[Stored data]
"""

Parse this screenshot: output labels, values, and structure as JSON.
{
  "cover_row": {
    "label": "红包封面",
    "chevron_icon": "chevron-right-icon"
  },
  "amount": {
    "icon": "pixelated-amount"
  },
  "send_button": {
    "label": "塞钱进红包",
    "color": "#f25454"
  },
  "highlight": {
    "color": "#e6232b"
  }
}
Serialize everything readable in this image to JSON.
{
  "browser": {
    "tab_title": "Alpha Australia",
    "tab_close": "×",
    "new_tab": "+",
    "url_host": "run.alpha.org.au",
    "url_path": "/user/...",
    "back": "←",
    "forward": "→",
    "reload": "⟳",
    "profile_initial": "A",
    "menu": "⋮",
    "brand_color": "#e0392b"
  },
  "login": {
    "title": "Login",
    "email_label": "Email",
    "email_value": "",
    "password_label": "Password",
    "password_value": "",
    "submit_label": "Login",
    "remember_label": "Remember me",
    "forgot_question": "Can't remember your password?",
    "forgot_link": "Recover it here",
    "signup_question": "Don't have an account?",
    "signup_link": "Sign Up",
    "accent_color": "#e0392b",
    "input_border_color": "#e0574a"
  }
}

"""
"""

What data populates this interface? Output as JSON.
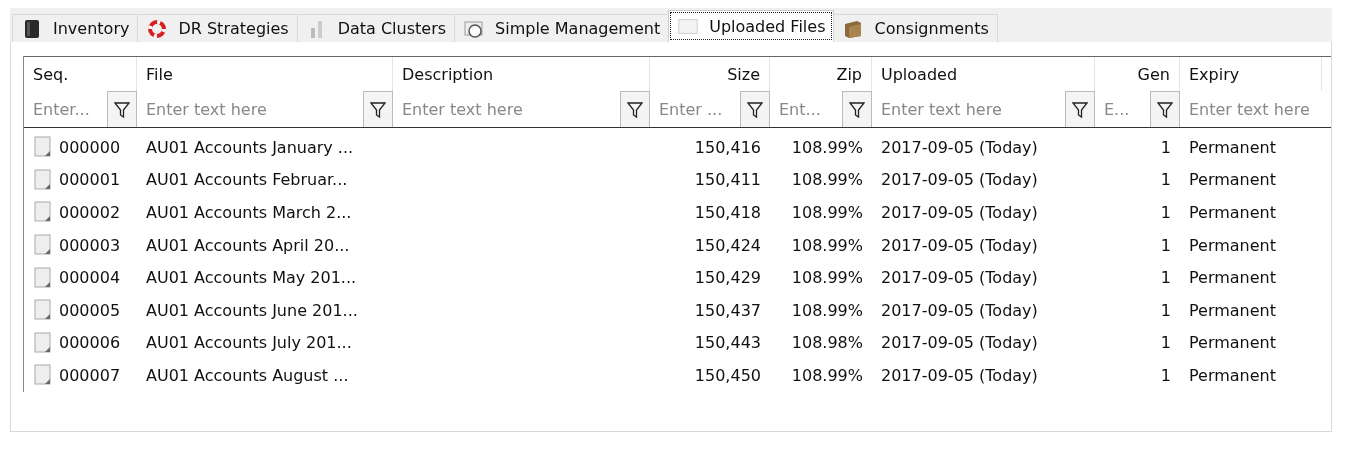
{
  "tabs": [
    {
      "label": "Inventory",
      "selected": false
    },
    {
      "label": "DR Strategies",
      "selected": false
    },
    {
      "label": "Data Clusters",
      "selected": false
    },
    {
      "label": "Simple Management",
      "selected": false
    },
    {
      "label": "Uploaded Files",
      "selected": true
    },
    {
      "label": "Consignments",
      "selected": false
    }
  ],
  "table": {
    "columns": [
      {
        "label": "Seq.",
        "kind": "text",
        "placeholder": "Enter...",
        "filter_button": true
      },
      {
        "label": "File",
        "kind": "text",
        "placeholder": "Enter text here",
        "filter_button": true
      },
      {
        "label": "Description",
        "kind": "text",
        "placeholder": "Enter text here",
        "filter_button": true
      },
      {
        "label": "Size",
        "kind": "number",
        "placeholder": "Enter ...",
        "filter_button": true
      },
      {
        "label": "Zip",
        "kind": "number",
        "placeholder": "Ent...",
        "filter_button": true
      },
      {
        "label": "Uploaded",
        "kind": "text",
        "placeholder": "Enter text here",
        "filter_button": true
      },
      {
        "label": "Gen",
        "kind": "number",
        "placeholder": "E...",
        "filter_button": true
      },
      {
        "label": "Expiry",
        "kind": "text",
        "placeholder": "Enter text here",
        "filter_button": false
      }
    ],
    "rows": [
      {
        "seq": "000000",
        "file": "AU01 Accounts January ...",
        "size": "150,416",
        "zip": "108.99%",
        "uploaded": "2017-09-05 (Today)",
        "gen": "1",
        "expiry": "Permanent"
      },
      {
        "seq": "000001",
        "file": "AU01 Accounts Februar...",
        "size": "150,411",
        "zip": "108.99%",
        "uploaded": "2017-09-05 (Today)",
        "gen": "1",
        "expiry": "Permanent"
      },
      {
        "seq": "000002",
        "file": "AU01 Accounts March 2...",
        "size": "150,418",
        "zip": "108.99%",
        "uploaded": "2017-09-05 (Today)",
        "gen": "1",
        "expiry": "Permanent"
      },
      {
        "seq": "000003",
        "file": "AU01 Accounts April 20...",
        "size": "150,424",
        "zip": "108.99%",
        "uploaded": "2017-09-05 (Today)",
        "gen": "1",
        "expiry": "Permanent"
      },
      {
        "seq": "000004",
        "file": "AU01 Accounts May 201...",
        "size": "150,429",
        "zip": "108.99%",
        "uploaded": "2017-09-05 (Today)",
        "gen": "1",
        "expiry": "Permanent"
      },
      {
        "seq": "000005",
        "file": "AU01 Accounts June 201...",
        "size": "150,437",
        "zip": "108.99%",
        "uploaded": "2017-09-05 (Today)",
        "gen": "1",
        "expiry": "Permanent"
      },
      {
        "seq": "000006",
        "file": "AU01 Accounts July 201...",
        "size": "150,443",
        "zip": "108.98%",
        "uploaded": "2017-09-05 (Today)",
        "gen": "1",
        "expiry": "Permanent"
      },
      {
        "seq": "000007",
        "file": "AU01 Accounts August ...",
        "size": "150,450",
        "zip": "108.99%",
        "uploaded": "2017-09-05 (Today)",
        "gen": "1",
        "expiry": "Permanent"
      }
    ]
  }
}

"""

Task prompt: Across the material above, count every line holding "JSON" and write down only the number.

Correct output: 3